> Stated task
Without including any pictures, write out all the entries exactly.

BEGIN Source material

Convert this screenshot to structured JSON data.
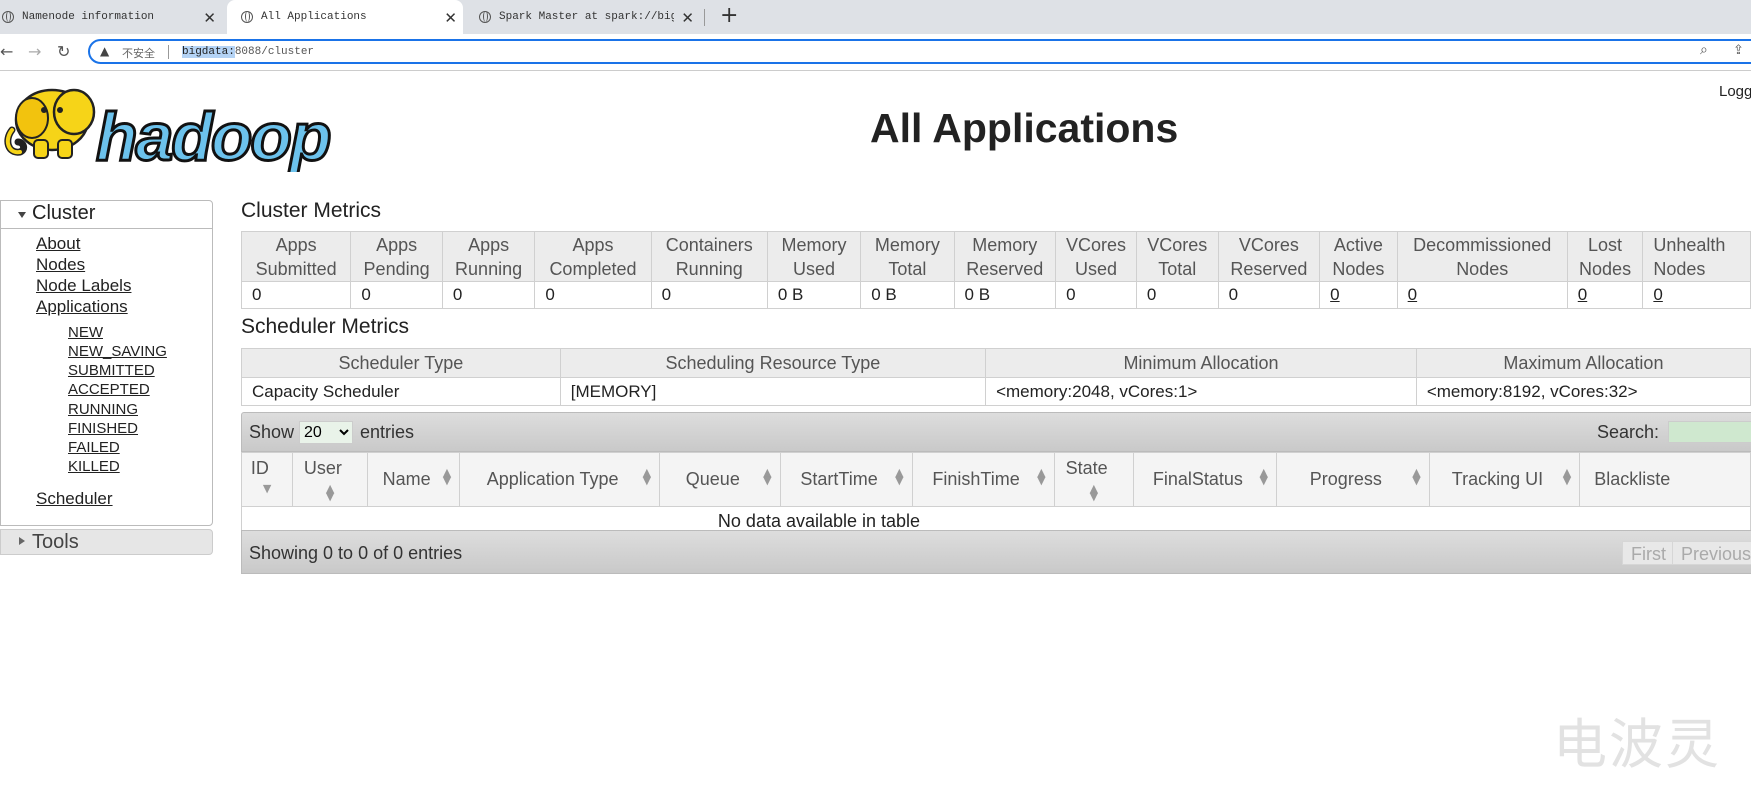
{
  "browser": {
    "tabs": [
      {
        "title": "Namenode information"
      },
      {
        "title": "All Applications"
      },
      {
        "title": "Spark Master at spark://bigda"
      }
    ],
    "address": {
      "security_label": "不安全",
      "host": "bigdata:",
      "path": "8088/cluster"
    }
  },
  "header": {
    "logo_text": "hadoop",
    "title": "All Applications",
    "logged_in": "Logg"
  },
  "sidebar": {
    "cluster_label": "Cluster",
    "links": [
      "About",
      "Nodes",
      "Node Labels",
      "Applications"
    ],
    "app_states": [
      "NEW",
      "NEW_SAVING",
      "SUBMITTED",
      "ACCEPTED",
      "RUNNING",
      "FINISHED",
      "FAILED",
      "KILLED"
    ],
    "scheduler": "Scheduler",
    "tools_label": "Tools"
  },
  "cluster_metrics": {
    "title": "Cluster Metrics",
    "headers": [
      [
        "Apps",
        "Submitted"
      ],
      [
        "Apps",
        "Pending"
      ],
      [
        "Apps",
        "Running"
      ],
      [
        "Apps",
        "Completed"
      ],
      [
        "Containers",
        "Running"
      ],
      [
        "Memory",
        "Used"
      ],
      [
        "Memory",
        "Total"
      ],
      [
        "Memory",
        "Reserved"
      ],
      [
        "VCores",
        "Used"
      ],
      [
        "VCores",
        "Total"
      ],
      [
        "VCores",
        "Reserved"
      ],
      [
        "Active",
        "Nodes"
      ],
      [
        "Decommissioned",
        "Nodes"
      ],
      [
        "Lost",
        "Nodes"
      ],
      [
        "Unhealth",
        "Nodes"
      ]
    ],
    "values": [
      "0",
      "0",
      "0",
      "0",
      "0",
      "0 B",
      "0 B",
      "0 B",
      "0",
      "0",
      "0",
      "0",
      "0",
      "0",
      "0"
    ],
    "linked": [
      false,
      false,
      false,
      false,
      false,
      false,
      false,
      false,
      false,
      false,
      false,
      true,
      true,
      true,
      true
    ]
  },
  "scheduler_metrics": {
    "title": "Scheduler Metrics",
    "headers": [
      "Scheduler Type",
      "Scheduling Resource Type",
      "Minimum Allocation",
      "Maximum Allocation"
    ],
    "values": [
      "Capacity Scheduler",
      "[MEMORY]",
      "<memory:2048, vCores:1>",
      "<memory:8192, vCores:32>"
    ]
  },
  "apps_table": {
    "show_label": "Show",
    "page_size": "20",
    "entries_label": "entries",
    "search_label": "Search:",
    "columns": [
      "ID",
      "User",
      "Name",
      "Application Type",
      "Queue",
      "StartTime",
      "FinishTime",
      "State",
      "FinalStatus",
      "Progress",
      "Tracking UI",
      "Blacklisted"
    ],
    "empty_message": "No data available in table",
    "info": "Showing 0 to 0 of 0 entries",
    "pager": [
      "First",
      "Previous"
    ]
  },
  "watermark": "电波灵"
}
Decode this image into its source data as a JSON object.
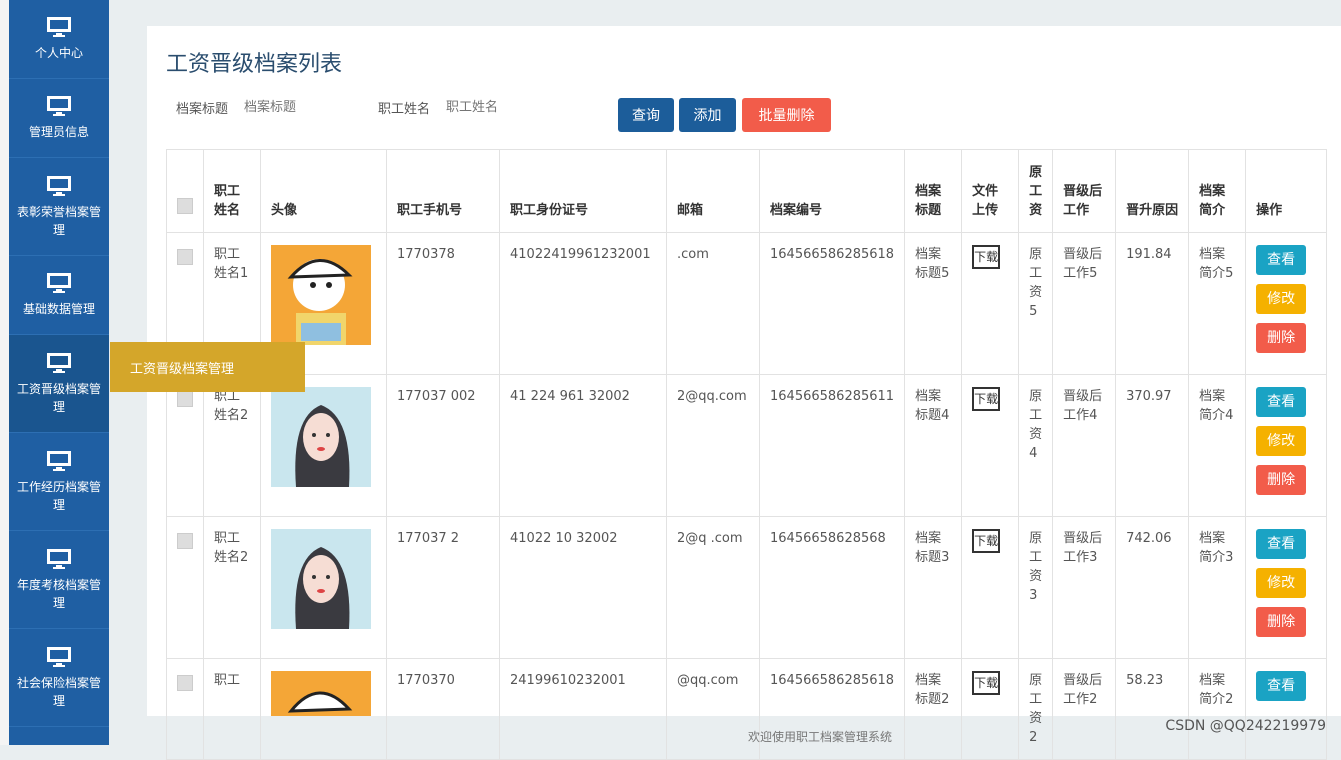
{
  "sidebar": {
    "items": [
      {
        "label": "个人中心"
      },
      {
        "label": "管理员信息"
      },
      {
        "label": "表彰荣誉档案管理"
      },
      {
        "label": "基础数据管理"
      },
      {
        "label": "工资晋级档案管理"
      },
      {
        "label": "工作经历档案管理"
      },
      {
        "label": "年度考核档案管理"
      },
      {
        "label": "社会保险档案管理"
      }
    ],
    "icon": "monitor-icon",
    "submenu_label": "工资晋级档案管理"
  },
  "page": {
    "title": "工资晋级档案列表"
  },
  "search": {
    "archive_title_label": "档案标题",
    "archive_title_placeholder": "档案标题",
    "employee_name_label": "职工姓名",
    "employee_name_placeholder": "职工姓名"
  },
  "buttons": {
    "query": "查询",
    "add": "添加",
    "batch_delete": "批量删除"
  },
  "table": {
    "headers": [
      "职工姓名",
      "头像",
      "职工手机号",
      "职工身份证号",
      "邮箱",
      "档案编号",
      "档案标题",
      "文件上传",
      "原工资",
      "晋级后工作",
      "晋升原因",
      "档案简介",
      "操作"
    ],
    "rows": [
      {
        "name": "职工姓名1",
        "avatar": "cartoon",
        "phone": "1770378",
        "idcard": "41022419961232001",
        "email": ".com",
        "archive_no": "164566586285618",
        "title": "档案标题5",
        "file": "下载",
        "salary": "原工资5",
        "after": "晋级后工作5",
        "reason": "191.84",
        "intro": "档案简介5"
      },
      {
        "name": "职工姓名2",
        "avatar": "girl",
        "phone": "177037 002",
        "idcard": "41 224 961 32002",
        "email": "2@qq.com",
        "archive_no": "164566586285611",
        "title": "档案标题4",
        "file": "下载",
        "salary": "原工资4",
        "after": "晋级后工作4",
        "reason": "370.97",
        "intro": "档案简介4"
      },
      {
        "name": "职工姓名2",
        "avatar": "girl",
        "phone": "177037 2",
        "idcard": "41022 10 32002",
        "email": "2@q .com",
        "archive_no": "16456658628568",
        "title": "档案标题3",
        "file": "下载",
        "salary": "原工资3",
        "after": "晋级后工作3",
        "reason": "742.06",
        "intro": "档案简介3"
      },
      {
        "name": "职工",
        "avatar": "cartoon",
        "phone": "1770370",
        "idcard": "24199610232001",
        "email": "@qq.com",
        "archive_no": "164566586285618",
        "title": "档案标题2",
        "file": "下载",
        "salary": "原工资2",
        "after": "晋级后工作2",
        "reason": "58.23",
        "intro": "档案简介2"
      }
    ],
    "actions": {
      "view": "查看",
      "edit": "修改",
      "delete": "删除"
    }
  },
  "footer": {
    "text": "欢迎使用职工档案管理系统"
  },
  "watermark": {
    "text": "CSDN @QQ242219979"
  },
  "colors": {
    "sidebar": "#1f5fa3",
    "submenu": "#d4a62a",
    "primary": "#1c5d9a",
    "danger": "#f25c4a",
    "info": "#1aa3c4",
    "warning": "#f5b100"
  }
}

END Source material

> Task response
Convert this screenshot to structured JSON data.
{
  "browser": {
    "tabs": [
      {
        "title": "Namenode information"
      },
      {
        "title": "All Applications"
      },
      {
        "title": "Spark Master at spark://bigda"
      }
    ],
    "address": {
      "security_label": "不安全",
      "host": "bigdata:",
      "path": "8088/cluster"
    }
  },
  "header": {
    "logo_text": "hadoop",
    "title": "All Applications",
    "logged_in": "Logg"
  },
  "sidebar": {
    "cluster_label": "Cluster",
    "links": [
      "About",
      "Nodes",
      "Node Labels",
      "Applications"
    ],
    "app_states": [
      "NEW",
      "NEW_SAVING",
      "SUBMITTED",
      "ACCEPTED",
      "RUNNING",
      "FINISHED",
      "FAILED",
      "KILLED"
    ],
    "scheduler": "Scheduler",
    "tools_label": "Tools"
  },
  "cluster_metrics": {
    "title": "Cluster Metrics",
    "headers": [
      [
        "Apps",
        "Submitted"
      ],
      [
        "Apps",
        "Pending"
      ],
      [
        "Apps",
        "Running"
      ],
      [
        "Apps",
        "Completed"
      ],
      [
        "Containers",
        "Running"
      ],
      [
        "Memory",
        "Used"
      ],
      [
        "Memory",
        "Total"
      ],
      [
        "Memory",
        "Reserved"
      ],
      [
        "VCores",
        "Used"
      ],
      [
        "VCores",
        "Total"
      ],
      [
        "VCores",
        "Reserved"
      ],
      [
        "Active",
        "Nodes"
      ],
      [
        "Decommissioned",
        "Nodes"
      ],
      [
        "Lost",
        "Nodes"
      ],
      [
        "Unhealth",
        "Nodes"
      ]
    ],
    "values": [
      "0",
      "0",
      "0",
      "0",
      "0",
      "0 B",
      "0 B",
      "0 B",
      "0",
      "0",
      "0",
      "0",
      "0",
      "0",
      "0"
    ],
    "linked": [
      false,
      false,
      false,
      false,
      false,
      false,
      false,
      false,
      false,
      false,
      false,
      true,
      true,
      true,
      true
    ]
  },
  "scheduler_metrics": {
    "title": "Scheduler Metrics",
    "headers": [
      "Scheduler Type",
      "Scheduling Resource Type",
      "Minimum Allocation",
      "Maximum Allocation"
    ],
    "values": [
      "Capacity Scheduler",
      "[MEMORY]",
      "<memory:2048, vCores:1>",
      "<memory:8192, vCores:32>"
    ]
  },
  "apps_table": {
    "show_label": "Show",
    "page_size": "20",
    "entries_label": "entries",
    "search_label": "Search:",
    "columns": [
      "ID",
      "User",
      "Name",
      "Application Type",
      "Queue",
      "StartTime",
      "FinishTime",
      "State",
      "FinalStatus",
      "Progress",
      "Tracking UI",
      "Blacklisted"
    ],
    "empty_message": "No data available in table",
    "info": "Showing 0 to 0 of 0 entries",
    "pager": [
      "First",
      "Previous"
    ]
  },
  "watermark": "电波灵"
}
Decode this image into its source data as a JSON object.
{
  "sidebar": {
    "items": [
      {
        "label": "个人中心"
      },
      {
        "label": "管理员信息"
      },
      {
        "label": "表彰荣誉档案管理"
      },
      {
        "label": "基础数据管理"
      },
      {
        "label": "工资晋级档案管理"
      },
      {
        "label": "工作经历档案管理"
      },
      {
        "label": "年度考核档案管理"
      },
      {
        "label": "社会保险档案管理"
      }
    ],
    "icon": "monitor-icon",
    "submenu_label": "工资晋级档案管理"
  },
  "page": {
    "title": "工资晋级档案列表"
  },
  "search": {
    "archive_title_label": "档案标题",
    "archive_title_placeholder": "档案标题",
    "employee_name_label": "职工姓名",
    "employee_name_placeholder": "职工姓名"
  },
  "buttons": {
    "query": "查询",
    "add": "添加",
    "batch_delete": "批量删除"
  },
  "table": {
    "headers": [
      "职工姓名",
      "头像",
      "职工手机号",
      "职工身份证号",
      "邮箱",
      "档案编号",
      "档案标题",
      "文件上传",
      "原工资",
      "晋级后工作",
      "晋升原因",
      "档案简介",
      "操作"
    ],
    "rows": [
      {
        "name": "职工姓名1",
        "avatar": "cartoon",
        "phone": "1770378",
        "idcard": "41022419961232001",
        "email": ".com",
        "archive_no": "164566586285618",
        "title": "档案标题5",
        "file": "下载",
        "salary": "原工资5",
        "after": "晋级后工作5",
        "reason": "191.84",
        "intro": "档案简介5"
      },
      {
        "name": "职工姓名2",
        "avatar": "girl",
        "phone": "177037 002",
        "idcard": "41 224 961 32002",
        "email": "2@qq.com",
        "archive_no": "164566586285611",
        "title": "档案标题4",
        "file": "下载",
        "salary": "原工资4",
        "after": "晋级后工作4",
        "reason": "370.97",
        "intro": "档案简介4"
      },
      {
        "name": "职工姓名2",
        "avatar": "girl",
        "phone": "177037 2",
        "idcard": "41022 10 32002",
        "email": "2@q .com",
        "archive_no": "16456658628568",
        "title": "档案标题3",
        "file": "下载",
        "salary": "原工资3",
        "after": "晋级后工作3",
        "reason": "742.06",
        "intro": "档案简介3"
      },
      {
        "name": "职工",
        "avatar": "cartoon",
        "phone": "1770370",
        "idcard": "24199610232001",
        "email": "@qq.com",
        "archive_no": "164566586285618",
        "title": "档案标题2",
        "file": "下载",
        "salary": "原工资2",
        "after": "晋级后工作2",
        "reason": "58.23",
        "intro": "档案简介2"
      }
    ],
    "actions": {
      "view": "查看",
      "edit": "修改",
      "delete": "删除"
    }
  },
  "footer": {
    "text": "欢迎使用职工档案管理系统"
  },
  "watermark": {
    "text": "CSDN @QQ242219979"
  },
  "colors": {
    "sidebar": "#1f5fa3",
    "submenu": "#d4a62a",
    "primary": "#1c5d9a",
    "danger": "#f25c4a",
    "info": "#1aa3c4",
    "warning": "#f5b100"
  }
}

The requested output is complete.